### TASK TO COMPLETE
Read the lines that follow and pick out every one containing the word "this".

### INFORMATION GIVEN

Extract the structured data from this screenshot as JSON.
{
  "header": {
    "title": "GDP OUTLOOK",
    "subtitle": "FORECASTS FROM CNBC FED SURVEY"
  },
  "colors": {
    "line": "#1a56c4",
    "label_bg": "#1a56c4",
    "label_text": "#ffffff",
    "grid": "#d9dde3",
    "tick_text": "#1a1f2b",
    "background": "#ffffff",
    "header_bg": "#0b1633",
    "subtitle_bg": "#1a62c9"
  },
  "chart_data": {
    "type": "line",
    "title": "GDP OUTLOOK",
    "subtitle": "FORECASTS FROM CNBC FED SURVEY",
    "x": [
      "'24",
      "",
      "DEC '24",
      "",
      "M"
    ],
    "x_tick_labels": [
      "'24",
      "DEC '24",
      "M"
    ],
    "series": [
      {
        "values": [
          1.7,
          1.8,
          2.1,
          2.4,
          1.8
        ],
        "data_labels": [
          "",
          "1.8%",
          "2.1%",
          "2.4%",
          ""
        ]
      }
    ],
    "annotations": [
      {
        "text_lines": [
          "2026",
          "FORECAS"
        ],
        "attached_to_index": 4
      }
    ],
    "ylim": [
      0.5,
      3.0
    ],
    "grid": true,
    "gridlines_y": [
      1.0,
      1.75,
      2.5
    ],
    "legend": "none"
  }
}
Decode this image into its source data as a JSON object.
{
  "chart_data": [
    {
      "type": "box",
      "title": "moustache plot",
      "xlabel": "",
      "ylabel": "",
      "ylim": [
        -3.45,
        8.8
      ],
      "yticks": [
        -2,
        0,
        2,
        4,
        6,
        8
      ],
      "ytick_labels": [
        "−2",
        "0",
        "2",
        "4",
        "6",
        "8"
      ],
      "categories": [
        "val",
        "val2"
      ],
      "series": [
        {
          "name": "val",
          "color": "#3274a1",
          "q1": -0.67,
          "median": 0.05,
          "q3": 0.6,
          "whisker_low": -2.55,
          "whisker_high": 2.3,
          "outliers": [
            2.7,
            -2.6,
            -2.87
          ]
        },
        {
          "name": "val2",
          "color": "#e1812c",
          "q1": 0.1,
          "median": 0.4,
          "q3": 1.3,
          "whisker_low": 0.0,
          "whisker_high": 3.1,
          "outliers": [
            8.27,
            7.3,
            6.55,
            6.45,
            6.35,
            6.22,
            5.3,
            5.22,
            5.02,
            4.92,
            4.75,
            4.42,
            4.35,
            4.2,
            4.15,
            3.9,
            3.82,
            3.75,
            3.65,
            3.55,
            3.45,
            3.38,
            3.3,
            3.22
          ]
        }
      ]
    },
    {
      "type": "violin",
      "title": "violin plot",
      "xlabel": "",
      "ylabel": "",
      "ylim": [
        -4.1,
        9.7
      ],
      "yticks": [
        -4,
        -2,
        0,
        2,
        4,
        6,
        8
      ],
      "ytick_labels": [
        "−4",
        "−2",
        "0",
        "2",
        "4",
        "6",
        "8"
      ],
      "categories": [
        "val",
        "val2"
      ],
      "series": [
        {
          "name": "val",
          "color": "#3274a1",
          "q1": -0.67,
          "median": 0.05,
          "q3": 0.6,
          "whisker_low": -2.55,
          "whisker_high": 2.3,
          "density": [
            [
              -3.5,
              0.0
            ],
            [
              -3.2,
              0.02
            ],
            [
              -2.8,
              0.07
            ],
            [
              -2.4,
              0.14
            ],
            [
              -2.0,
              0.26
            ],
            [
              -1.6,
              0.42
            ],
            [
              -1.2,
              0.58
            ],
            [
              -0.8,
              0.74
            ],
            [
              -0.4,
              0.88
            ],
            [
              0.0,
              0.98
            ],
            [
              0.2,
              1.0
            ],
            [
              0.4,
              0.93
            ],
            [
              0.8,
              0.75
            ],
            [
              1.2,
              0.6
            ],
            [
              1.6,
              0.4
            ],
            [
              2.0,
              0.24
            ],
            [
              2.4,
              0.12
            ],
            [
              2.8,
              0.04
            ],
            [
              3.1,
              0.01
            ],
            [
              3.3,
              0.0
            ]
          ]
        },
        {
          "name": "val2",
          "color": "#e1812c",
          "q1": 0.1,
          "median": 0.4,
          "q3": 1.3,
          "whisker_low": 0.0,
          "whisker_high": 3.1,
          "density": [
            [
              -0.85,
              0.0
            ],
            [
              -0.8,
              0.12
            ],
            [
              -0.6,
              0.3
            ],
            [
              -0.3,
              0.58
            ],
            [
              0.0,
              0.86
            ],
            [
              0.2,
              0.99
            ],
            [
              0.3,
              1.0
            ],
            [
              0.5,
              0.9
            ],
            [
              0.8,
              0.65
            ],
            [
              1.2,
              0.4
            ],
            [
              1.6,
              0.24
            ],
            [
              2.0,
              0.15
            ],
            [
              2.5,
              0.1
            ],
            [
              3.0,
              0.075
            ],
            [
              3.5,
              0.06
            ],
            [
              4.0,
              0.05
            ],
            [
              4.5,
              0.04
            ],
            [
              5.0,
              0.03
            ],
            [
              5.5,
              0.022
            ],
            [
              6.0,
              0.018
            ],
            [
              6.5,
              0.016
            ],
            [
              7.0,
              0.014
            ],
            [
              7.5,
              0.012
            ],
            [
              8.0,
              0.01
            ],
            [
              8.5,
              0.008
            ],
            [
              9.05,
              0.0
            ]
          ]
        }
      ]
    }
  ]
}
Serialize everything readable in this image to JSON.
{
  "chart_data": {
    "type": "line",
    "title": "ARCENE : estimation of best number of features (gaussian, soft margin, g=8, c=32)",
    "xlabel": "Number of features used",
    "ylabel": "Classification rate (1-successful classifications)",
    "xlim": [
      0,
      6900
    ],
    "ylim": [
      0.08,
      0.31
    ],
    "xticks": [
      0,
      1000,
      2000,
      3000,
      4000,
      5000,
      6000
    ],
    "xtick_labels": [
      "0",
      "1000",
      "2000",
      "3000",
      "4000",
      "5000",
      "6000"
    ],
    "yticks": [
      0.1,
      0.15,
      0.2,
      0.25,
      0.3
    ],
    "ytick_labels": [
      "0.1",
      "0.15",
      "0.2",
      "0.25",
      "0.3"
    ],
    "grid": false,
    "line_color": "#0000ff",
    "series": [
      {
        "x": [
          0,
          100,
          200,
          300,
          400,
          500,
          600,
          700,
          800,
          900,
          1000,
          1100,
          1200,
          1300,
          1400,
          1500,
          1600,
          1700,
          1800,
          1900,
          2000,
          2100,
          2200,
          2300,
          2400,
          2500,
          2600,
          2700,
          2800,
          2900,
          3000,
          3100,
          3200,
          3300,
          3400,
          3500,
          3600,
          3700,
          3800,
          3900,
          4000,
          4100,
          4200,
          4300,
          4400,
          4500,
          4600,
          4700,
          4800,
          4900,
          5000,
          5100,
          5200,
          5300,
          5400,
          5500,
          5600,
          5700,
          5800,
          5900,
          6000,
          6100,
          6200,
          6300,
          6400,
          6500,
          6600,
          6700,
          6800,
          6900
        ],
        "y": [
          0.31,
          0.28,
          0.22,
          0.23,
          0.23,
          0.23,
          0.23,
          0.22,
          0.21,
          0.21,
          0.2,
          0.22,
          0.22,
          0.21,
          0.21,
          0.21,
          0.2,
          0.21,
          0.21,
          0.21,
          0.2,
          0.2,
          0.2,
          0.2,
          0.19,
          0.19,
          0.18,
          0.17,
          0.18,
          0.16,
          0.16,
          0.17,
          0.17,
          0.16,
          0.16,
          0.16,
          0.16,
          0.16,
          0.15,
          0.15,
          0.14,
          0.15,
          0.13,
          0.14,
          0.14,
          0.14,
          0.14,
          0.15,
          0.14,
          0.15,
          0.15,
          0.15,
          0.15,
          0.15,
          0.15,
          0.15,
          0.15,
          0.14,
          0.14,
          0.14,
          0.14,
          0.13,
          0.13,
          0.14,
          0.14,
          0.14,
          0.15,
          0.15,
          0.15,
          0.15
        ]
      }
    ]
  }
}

### FULL ANSWER
Extract the structured data from this screenshot as JSON.
Decode this image into its source data as a JSON object.
Serialize everything readable in this image to JSON.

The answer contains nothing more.